_SUPPLIED DATA_:

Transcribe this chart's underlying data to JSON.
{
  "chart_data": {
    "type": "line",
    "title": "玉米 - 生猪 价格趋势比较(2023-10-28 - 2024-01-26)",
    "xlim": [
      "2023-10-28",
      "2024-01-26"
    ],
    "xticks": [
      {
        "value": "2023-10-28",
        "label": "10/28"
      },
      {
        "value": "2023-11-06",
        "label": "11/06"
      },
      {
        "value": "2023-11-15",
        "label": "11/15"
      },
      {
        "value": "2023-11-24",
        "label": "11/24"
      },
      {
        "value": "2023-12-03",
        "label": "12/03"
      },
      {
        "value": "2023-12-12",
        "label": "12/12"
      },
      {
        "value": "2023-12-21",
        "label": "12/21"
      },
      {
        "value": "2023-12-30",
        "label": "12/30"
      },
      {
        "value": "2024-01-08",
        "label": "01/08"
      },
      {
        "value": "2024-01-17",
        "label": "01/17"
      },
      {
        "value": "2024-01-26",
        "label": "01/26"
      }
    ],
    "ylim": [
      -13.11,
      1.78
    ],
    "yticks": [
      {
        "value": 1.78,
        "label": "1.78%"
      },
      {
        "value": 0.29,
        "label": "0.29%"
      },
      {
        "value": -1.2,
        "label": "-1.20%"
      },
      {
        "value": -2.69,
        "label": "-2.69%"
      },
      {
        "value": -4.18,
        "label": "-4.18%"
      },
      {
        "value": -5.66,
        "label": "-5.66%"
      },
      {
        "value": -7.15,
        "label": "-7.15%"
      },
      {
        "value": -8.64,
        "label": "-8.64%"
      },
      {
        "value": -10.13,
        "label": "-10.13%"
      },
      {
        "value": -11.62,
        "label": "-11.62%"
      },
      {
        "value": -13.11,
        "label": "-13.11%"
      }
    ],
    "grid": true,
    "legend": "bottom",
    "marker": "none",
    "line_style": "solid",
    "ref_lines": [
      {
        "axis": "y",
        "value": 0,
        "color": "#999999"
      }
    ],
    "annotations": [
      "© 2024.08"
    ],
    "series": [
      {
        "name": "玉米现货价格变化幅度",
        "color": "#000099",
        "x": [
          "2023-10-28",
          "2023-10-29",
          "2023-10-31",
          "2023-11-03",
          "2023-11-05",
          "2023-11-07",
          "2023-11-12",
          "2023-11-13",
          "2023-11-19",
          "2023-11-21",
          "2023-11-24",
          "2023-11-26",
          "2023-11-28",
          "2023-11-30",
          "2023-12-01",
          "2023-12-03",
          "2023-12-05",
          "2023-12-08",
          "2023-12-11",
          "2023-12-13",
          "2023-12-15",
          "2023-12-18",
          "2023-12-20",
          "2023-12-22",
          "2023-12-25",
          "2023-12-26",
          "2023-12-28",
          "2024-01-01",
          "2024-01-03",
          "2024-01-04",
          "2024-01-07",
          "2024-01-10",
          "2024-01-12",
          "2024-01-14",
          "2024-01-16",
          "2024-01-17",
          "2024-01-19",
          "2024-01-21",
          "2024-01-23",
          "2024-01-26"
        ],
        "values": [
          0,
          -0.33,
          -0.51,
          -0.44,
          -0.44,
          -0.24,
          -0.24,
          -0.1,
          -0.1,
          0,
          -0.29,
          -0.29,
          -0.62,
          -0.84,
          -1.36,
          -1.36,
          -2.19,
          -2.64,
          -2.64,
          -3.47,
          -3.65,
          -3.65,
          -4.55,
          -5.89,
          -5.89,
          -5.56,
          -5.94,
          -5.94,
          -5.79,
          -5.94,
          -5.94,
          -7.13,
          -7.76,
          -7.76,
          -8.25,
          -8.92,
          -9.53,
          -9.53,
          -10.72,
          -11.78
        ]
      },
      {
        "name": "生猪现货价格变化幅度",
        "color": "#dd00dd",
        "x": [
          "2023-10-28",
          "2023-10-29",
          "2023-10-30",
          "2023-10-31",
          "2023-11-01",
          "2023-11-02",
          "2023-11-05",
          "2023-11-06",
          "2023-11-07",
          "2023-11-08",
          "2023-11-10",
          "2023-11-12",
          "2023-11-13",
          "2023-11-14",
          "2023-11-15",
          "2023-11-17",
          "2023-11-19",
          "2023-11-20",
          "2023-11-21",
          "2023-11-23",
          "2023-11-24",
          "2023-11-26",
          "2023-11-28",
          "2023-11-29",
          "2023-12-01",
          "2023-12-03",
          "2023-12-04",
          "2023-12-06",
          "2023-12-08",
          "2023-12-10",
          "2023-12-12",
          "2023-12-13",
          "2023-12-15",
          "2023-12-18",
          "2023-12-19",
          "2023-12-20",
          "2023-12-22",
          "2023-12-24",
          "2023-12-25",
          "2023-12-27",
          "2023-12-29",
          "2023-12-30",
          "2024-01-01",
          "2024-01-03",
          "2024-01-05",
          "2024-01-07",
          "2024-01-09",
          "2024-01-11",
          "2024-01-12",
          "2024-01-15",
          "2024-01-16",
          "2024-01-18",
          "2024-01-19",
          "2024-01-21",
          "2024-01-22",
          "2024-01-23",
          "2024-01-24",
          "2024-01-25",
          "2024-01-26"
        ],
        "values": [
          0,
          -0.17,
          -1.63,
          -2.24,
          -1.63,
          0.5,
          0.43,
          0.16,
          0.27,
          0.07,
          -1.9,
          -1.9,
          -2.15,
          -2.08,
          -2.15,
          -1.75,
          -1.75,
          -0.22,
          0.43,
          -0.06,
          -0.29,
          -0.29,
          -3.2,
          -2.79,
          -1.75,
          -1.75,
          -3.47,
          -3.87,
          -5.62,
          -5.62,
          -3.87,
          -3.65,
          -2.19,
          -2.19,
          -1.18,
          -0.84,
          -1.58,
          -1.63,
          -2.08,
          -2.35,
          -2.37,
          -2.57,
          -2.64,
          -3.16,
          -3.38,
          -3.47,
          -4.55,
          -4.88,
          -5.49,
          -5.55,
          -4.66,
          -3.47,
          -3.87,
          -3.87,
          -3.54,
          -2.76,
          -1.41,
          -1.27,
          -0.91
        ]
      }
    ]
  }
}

_WHAT YOU HAVE TO DO_: Working from the material above, retype it in its entirety without change.

_SOLUTION BELOW_:
Transcribe this chart's underlying data to JSON.
{
  "chart_data": {
    "type": "line",
    "title": "玉米 - 生猪 价格趋势比较(2023-10-28 - 2024-01-26)",
    "xlim": [
      "2023-10-28",
      "2024-01-26"
    ],
    "xticks": [
      {
        "value": "2023-10-28",
        "label": "10/28"
      },
      {
        "value": "2023-11-06",
        "label": "11/06"
      },
      {
        "value": "2023-11-15",
        "label": "11/15"
      },
      {
        "value": "2023-11-24",
        "label": "11/24"
      },
      {
        "value": "2023-12-03",
        "label": "12/03"
      },
      {
        "value": "2023-12-12",
        "label": "12/12"
      },
      {
        "value": "2023-12-21",
        "label": "12/21"
      },
      {
        "value": "2023-12-30",
        "label": "12/30"
      },
      {
        "value": "2024-01-08",
        "label": "01/08"
      },
      {
        "value": "2024-01-17",
        "label": "01/17"
      },
      {
        "value": "2024-01-26",
        "label": "01/26"
      }
    ],
    "ylim": [
      -13.11,
      1.78
    ],
    "yticks": [
      {
        "value": 1.78,
        "label": "1.78%"
      },
      {
        "value": 0.29,
        "label": "0.29%"
      },
      {
        "value": -1.2,
        "label": "-1.20%"
      },
      {
        "value": -2.69,
        "label": "-2.69%"
      },
      {
        "value": -4.18,
        "label": "-4.18%"
      },
      {
        "value": -5.66,
        "label": "-5.66%"
      },
      {
        "value": -7.15,
        "label": "-7.15%"
      },
      {
        "value": -8.64,
        "label": "-8.64%"
      },
      {
        "value": -10.13,
        "label": "-10.13%"
      },
      {
        "value": -11.62,
        "label": "-11.62%"
      },
      {
        "value": -13.11,
        "label": "-13.11%"
      }
    ],
    "grid": true,
    "legend": "bottom",
    "marker": "none",
    "line_style": "solid",
    "ref_lines": [
      {
        "axis": "y",
        "value": 0,
        "color": "#999999"
      }
    ],
    "annotations": [
      "© 2024.08"
    ],
    "series": [
      {
        "name": "玉米现货价格变化幅度",
        "color": "#000099",
        "x": [
          "2023-10-28",
          "2023-10-29",
          "2023-10-31",
          "2023-11-03",
          "2023-11-05",
          "2023-11-07",
          "2023-11-12",
          "2023-11-13",
          "2023-11-19",
          "2023-11-21",
          "2023-11-24",
          "2023-11-26",
          "2023-11-28",
          "2023-11-30",
          "2023-12-01",
          "2023-12-03",
          "2023-12-05",
          "2023-12-08",
          "2023-12-11",
          "2023-12-13",
          "2023-12-15",
          "2023-12-18",
          "2023-12-20",
          "2023-12-22",
          "2023-12-25",
          "2023-12-26",
          "2023-12-28",
          "2024-01-01",
          "2024-01-03",
          "2024-01-04",
          "2024-01-07",
          "2024-01-10",
          "2024-01-12",
          "2024-01-14",
          "2024-01-16",
          "2024-01-17",
          "2024-01-19",
          "2024-01-21",
          "2024-01-23",
          "2024-01-26"
        ],
        "values": [
          0,
          -0.33,
          -0.51,
          -0.44,
          -0.44,
          -0.24,
          -0.24,
          -0.1,
          -0.1,
          0,
          -0.29,
          -0.29,
          -0.62,
          -0.84,
          -1.36,
          -1.36,
          -2.19,
          -2.64,
          -2.64,
          -3.47,
          -3.65,
          -3.65,
          -4.55,
          -5.89,
          -5.89,
          -5.56,
          -5.94,
          -5.94,
          -5.79,
          -5.94,
          -5.94,
          -7.13,
          -7.76,
          -7.76,
          -8.25,
          -8.92,
          -9.53,
          -9.53,
          -10.72,
          -11.78
        ]
      },
      {
        "name": "生猪现货价格变化幅度",
        "color": "#dd00dd",
        "x": [
          "2023-10-28",
          "2023-10-29",
          "2023-10-30",
          "2023-10-31",
          "2023-11-01",
          "2023-11-02",
          "2023-11-05",
          "2023-11-06",
          "2023-11-07",
          "2023-11-08",
          "2023-11-10",
          "2023-11-12",
          "2023-11-13",
          "2023-11-14",
          "2023-11-15",
          "2023-11-17",
          "2023-11-19",
          "2023-11-20",
          "2023-11-21",
          "2023-11-23",
          "2023-11-24",
          "2023-11-26",
          "2023-11-28",
          "2023-11-29",
          "2023-12-01",
          "2023-12-03",
          "2023-12-04",
          "2023-12-06",
          "2023-12-08",
          "2023-12-10",
          "2023-12-12",
          "2023-12-13",
          "2023-12-15",
          "2023-12-18",
          "2023-12-19",
          "2023-12-20",
          "2023-12-22",
          "2023-12-24",
          "2023-12-25",
          "2023-12-27",
          "2023-12-29",
          "2023-12-30",
          "2024-01-01",
          "2024-01-03",
          "2024-01-05",
          "2024-01-07",
          "2024-01-09",
          "2024-01-11",
          "2024-01-12",
          "2024-01-15",
          "2024-01-16",
          "2024-01-18",
          "2024-01-19",
          "2024-01-21",
          "2024-01-22",
          "2024-01-23",
          "2024-01-24",
          "2024-01-25",
          "2024-01-26"
        ],
        "values": [
          0,
          -0.17,
          -1.63,
          -2.24,
          -1.63,
          0.5,
          0.43,
          0.16,
          0.27,
          0.07,
          -1.9,
          -1.9,
          -2.15,
          -2.08,
          -2.15,
          -1.75,
          -1.75,
          -0.22,
          0.43,
          -0.06,
          -0.29,
          -0.29,
          -3.2,
          -2.79,
          -1.75,
          -1.75,
          -3.47,
          -3.87,
          -5.62,
          -5.62,
          -3.87,
          -3.65,
          -2.19,
          -2.19,
          -1.18,
          -0.84,
          -1.58,
          -1.63,
          -2.08,
          -2.35,
          -2.37,
          -2.57,
          -2.64,
          -3.16,
          -3.38,
          -3.47,
          -4.55,
          -4.88,
          -5.49,
          -5.55,
          -4.66,
          -3.47,
          -3.87,
          -3.87,
          -3.54,
          -2.76,
          -1.41,
          -1.27,
          -0.91
        ]
      }
    ]
  }
}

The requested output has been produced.